== Task details ==
Search the listing for "structured" and copy every line where it appears.

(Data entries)
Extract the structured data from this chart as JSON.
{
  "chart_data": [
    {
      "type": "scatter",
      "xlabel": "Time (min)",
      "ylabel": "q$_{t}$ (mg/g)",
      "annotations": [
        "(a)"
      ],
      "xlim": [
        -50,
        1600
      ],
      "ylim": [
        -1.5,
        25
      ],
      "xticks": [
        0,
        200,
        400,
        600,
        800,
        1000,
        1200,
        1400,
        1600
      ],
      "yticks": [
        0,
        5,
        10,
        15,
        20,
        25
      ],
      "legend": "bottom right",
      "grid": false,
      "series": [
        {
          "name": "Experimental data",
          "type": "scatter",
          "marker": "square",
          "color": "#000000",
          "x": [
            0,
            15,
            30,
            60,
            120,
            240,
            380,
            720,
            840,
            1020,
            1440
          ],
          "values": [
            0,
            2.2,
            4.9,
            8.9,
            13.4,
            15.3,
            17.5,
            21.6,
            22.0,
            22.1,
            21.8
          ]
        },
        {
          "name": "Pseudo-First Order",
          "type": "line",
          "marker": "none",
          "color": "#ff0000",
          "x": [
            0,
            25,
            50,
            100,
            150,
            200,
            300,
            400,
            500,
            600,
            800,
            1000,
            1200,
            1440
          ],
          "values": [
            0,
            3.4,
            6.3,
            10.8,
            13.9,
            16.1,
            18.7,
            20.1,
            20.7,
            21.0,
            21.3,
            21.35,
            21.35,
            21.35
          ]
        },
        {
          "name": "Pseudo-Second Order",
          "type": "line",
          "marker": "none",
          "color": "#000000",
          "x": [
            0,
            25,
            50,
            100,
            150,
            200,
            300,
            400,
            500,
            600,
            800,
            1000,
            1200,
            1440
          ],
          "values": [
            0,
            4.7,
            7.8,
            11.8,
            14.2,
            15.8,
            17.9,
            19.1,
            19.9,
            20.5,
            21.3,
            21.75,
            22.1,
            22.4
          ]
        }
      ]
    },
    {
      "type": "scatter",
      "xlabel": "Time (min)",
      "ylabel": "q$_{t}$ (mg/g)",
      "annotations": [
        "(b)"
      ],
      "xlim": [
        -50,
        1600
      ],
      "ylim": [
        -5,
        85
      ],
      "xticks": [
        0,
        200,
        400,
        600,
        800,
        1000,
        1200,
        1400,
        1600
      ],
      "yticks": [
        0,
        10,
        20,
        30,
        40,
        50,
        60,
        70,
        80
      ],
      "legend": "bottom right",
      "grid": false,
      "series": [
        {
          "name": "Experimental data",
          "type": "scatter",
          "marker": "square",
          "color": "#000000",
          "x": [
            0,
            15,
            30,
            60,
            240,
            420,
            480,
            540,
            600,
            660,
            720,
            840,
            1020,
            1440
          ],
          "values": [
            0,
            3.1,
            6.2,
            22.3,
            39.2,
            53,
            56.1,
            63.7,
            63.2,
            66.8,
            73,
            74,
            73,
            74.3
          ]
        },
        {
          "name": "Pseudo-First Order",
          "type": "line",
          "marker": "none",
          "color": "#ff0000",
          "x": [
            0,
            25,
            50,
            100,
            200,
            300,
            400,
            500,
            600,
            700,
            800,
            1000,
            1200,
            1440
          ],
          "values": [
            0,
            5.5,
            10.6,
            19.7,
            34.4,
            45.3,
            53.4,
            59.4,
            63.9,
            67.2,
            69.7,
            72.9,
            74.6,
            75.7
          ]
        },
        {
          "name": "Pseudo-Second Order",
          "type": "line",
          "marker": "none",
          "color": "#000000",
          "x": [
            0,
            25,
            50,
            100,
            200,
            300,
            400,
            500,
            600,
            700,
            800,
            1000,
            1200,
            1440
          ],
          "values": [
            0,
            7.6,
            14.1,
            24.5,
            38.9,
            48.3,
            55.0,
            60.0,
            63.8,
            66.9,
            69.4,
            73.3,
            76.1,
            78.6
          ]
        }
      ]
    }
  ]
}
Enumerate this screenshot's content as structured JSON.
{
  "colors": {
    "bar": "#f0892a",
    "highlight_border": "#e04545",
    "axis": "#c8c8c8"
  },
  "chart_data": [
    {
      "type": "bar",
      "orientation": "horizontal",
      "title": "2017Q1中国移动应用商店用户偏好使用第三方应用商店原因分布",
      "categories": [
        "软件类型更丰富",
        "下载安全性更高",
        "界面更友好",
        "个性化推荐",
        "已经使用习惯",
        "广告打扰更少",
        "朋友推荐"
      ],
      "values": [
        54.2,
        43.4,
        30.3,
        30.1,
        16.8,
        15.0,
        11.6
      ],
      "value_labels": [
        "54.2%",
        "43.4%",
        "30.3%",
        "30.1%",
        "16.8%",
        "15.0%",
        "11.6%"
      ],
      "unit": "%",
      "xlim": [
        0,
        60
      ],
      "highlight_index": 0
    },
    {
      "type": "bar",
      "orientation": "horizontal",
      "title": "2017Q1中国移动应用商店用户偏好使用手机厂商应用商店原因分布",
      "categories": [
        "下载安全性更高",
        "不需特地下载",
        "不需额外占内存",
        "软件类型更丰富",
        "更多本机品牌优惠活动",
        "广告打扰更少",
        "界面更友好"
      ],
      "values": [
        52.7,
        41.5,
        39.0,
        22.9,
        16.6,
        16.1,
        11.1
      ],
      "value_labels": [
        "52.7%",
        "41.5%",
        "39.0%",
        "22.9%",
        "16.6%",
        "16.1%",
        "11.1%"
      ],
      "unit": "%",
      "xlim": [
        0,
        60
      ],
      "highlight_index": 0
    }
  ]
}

== Solution for this exercise ==
Extract the structured data from this chart as JSON.
Enumerate this screenshot's content as structured JSON.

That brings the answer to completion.